## Set problem
What is the count of lines that hold the word "groeperen"? Give only the number.

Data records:
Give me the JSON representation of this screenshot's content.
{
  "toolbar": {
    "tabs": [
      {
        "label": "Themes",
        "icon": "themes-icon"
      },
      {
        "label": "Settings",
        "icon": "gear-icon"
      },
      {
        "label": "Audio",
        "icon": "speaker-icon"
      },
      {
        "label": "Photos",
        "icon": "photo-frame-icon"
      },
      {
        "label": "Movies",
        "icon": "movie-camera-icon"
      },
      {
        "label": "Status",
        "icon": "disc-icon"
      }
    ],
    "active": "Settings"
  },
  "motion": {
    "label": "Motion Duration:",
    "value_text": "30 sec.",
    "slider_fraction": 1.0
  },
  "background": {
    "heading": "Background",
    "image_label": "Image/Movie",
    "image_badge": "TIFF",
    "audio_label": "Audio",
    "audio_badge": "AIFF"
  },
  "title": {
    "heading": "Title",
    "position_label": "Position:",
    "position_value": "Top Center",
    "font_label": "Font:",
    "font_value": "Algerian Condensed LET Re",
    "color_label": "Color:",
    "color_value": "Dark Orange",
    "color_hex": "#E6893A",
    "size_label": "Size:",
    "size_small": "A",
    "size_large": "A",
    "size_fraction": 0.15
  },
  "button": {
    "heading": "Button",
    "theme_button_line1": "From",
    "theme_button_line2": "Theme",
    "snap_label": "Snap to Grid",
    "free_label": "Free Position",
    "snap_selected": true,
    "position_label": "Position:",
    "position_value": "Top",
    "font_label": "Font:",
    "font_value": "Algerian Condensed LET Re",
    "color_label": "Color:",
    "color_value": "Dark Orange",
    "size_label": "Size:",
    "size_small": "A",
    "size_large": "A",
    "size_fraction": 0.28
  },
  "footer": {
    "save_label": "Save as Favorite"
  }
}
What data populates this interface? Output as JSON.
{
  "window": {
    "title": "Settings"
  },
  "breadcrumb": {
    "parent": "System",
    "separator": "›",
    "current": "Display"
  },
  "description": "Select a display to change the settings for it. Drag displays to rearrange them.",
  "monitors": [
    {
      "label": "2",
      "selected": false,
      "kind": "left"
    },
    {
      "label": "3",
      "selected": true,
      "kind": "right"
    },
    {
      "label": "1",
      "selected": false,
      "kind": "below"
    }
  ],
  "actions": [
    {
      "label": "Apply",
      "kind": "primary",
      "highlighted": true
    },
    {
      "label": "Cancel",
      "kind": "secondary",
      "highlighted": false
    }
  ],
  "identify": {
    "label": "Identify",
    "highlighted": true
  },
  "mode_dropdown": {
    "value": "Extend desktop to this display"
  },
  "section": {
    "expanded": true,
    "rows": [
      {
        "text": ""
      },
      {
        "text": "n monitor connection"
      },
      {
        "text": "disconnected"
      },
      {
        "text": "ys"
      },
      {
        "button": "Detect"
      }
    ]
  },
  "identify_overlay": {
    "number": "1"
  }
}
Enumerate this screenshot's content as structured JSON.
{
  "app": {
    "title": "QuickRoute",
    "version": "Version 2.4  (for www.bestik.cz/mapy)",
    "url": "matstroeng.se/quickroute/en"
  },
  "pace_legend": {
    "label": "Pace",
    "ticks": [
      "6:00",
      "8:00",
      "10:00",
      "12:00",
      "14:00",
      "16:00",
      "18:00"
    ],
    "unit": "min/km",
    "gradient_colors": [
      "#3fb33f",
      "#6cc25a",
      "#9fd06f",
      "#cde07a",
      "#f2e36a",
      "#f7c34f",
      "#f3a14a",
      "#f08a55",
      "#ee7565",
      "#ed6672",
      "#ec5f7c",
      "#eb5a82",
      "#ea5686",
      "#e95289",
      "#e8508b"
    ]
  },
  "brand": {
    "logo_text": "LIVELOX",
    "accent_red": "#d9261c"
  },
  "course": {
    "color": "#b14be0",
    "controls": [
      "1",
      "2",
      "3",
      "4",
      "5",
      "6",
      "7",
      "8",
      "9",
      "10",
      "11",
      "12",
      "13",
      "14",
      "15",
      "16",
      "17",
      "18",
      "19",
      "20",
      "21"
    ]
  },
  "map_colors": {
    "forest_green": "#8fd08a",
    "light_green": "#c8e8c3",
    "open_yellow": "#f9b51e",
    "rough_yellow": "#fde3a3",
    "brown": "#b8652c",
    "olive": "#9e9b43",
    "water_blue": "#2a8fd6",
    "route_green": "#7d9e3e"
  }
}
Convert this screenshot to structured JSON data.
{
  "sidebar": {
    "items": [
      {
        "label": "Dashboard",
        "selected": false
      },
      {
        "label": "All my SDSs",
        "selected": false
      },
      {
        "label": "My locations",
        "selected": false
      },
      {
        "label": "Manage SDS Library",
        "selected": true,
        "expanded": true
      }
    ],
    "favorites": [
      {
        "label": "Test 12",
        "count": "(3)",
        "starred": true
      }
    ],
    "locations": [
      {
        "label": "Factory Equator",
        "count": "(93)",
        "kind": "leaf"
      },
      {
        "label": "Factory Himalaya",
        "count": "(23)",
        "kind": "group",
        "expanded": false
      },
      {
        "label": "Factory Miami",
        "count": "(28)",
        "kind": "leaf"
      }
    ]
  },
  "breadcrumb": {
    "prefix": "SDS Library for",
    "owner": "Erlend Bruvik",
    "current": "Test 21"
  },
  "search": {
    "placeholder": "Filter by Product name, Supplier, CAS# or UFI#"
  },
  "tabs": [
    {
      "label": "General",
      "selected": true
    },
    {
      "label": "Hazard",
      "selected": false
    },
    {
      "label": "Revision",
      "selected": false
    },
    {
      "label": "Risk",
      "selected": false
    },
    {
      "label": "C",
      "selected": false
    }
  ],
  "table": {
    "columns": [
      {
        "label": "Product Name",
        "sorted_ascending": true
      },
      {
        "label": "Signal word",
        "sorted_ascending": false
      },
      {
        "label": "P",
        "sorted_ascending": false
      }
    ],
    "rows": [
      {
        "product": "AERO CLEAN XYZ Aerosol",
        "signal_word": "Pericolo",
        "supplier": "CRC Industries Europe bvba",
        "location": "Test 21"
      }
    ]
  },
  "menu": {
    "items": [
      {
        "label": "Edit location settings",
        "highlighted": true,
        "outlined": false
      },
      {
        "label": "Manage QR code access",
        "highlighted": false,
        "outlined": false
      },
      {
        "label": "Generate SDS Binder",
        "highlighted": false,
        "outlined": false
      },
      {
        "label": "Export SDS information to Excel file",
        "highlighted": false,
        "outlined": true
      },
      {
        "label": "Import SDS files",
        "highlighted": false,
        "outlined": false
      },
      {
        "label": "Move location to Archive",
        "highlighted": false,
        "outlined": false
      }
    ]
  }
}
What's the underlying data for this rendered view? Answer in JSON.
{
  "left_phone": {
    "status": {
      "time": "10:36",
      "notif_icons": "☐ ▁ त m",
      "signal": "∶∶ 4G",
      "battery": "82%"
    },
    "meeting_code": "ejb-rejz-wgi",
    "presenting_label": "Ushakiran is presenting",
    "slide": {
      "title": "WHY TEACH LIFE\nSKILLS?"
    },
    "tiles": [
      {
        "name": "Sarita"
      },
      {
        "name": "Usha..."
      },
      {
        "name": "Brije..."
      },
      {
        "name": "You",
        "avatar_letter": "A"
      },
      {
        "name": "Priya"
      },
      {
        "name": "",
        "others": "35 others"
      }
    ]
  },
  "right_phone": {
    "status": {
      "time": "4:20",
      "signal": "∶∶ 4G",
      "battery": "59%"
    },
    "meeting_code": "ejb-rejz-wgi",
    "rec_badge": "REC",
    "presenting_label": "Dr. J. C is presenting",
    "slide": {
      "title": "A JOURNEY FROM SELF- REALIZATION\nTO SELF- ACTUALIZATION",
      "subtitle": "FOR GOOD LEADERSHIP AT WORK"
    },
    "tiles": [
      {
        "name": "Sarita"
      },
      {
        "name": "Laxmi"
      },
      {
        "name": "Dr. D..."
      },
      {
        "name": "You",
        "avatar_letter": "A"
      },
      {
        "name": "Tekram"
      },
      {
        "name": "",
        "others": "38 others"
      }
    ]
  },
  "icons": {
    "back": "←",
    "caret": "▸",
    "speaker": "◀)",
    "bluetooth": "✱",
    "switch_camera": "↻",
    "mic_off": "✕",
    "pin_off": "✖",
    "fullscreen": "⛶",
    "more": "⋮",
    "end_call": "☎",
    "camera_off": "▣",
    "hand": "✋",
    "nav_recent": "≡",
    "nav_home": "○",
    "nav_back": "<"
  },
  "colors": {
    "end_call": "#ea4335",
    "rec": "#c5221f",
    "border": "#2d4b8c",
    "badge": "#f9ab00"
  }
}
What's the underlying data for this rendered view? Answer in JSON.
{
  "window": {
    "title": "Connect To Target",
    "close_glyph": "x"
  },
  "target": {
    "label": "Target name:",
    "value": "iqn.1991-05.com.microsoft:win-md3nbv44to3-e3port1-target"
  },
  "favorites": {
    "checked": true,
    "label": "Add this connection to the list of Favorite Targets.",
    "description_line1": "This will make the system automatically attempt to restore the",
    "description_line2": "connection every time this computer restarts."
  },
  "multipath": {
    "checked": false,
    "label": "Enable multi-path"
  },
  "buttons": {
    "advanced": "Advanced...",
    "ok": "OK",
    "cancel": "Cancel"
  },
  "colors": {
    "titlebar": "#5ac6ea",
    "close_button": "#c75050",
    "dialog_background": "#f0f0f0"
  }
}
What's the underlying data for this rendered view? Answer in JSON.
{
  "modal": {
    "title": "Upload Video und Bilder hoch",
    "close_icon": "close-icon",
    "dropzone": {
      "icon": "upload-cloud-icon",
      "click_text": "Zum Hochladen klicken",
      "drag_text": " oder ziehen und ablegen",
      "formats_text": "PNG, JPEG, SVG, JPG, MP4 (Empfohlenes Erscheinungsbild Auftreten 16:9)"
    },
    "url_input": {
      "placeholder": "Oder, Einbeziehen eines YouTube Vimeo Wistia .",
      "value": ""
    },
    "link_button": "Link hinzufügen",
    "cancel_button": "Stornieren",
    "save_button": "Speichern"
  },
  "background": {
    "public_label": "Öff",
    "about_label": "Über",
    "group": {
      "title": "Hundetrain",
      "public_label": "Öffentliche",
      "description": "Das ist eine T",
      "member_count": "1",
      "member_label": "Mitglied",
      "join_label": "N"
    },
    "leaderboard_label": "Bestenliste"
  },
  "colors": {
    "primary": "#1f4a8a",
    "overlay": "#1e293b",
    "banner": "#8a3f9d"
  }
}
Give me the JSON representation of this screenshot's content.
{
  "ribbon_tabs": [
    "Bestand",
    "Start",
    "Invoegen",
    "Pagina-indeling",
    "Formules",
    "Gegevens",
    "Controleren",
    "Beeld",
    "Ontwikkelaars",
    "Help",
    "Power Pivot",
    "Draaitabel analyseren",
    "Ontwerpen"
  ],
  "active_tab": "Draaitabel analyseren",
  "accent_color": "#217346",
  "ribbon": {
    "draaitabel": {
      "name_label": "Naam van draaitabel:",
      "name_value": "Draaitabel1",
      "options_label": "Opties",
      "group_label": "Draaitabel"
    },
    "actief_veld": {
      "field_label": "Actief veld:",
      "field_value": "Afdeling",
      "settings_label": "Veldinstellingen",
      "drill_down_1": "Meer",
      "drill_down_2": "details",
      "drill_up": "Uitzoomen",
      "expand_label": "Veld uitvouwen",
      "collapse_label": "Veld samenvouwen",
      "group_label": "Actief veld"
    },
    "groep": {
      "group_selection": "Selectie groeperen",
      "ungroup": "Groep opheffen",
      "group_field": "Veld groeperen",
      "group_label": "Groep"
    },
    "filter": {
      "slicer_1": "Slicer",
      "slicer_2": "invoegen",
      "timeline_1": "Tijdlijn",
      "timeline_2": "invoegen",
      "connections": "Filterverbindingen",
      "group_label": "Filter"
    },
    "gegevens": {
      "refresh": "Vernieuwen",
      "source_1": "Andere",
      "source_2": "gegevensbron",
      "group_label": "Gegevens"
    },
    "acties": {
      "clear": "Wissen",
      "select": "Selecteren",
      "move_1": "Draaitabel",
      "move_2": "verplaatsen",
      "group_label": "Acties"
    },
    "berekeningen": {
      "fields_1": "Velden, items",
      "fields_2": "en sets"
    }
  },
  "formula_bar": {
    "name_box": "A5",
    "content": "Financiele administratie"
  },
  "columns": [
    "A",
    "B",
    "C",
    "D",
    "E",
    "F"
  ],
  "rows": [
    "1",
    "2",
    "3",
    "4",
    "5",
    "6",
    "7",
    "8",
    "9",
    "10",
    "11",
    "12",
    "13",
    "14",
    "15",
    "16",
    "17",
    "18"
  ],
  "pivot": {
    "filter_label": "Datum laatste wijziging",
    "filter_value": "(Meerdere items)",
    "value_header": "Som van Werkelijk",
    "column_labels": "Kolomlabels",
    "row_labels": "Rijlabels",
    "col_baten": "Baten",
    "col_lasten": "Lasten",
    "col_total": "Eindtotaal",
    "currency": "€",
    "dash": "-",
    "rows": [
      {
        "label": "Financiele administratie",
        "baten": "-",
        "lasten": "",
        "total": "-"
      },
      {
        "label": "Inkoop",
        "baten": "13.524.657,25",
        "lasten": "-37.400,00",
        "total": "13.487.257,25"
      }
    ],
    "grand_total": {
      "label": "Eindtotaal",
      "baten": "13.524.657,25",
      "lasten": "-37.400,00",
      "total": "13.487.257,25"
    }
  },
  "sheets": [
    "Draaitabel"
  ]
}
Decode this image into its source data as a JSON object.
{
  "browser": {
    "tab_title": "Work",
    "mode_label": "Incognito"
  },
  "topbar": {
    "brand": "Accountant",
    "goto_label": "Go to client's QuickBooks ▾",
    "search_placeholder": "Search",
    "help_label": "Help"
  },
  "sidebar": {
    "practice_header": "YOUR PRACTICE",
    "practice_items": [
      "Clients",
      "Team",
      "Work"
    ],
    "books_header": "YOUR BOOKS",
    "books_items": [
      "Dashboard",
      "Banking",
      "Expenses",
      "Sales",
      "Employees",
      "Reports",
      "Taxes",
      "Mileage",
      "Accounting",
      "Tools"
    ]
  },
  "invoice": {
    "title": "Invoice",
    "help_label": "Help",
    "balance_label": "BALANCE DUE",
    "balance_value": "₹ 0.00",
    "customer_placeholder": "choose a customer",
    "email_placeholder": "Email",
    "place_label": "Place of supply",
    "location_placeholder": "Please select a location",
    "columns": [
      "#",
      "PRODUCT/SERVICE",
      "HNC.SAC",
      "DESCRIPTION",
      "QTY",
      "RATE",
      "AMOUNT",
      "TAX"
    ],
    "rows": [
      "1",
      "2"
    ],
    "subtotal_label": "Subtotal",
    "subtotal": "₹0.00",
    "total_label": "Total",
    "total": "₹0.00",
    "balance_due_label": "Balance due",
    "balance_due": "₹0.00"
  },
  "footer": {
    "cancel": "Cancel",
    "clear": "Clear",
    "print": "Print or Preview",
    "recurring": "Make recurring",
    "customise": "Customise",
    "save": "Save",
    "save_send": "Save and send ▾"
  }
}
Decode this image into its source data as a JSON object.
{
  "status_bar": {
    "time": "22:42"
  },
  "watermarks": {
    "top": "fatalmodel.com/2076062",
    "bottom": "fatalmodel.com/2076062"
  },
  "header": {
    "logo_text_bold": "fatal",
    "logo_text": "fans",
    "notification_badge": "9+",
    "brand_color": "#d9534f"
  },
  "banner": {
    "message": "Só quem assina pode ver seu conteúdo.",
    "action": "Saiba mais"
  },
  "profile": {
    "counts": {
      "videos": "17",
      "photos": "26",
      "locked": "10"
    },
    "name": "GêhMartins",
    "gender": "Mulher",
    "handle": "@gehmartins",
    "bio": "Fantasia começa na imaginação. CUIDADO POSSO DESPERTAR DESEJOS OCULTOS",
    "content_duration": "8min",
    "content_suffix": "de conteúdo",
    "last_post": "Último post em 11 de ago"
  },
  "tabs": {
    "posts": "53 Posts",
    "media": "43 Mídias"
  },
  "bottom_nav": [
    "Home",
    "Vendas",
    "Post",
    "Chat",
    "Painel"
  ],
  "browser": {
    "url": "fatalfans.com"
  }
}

## Final result
2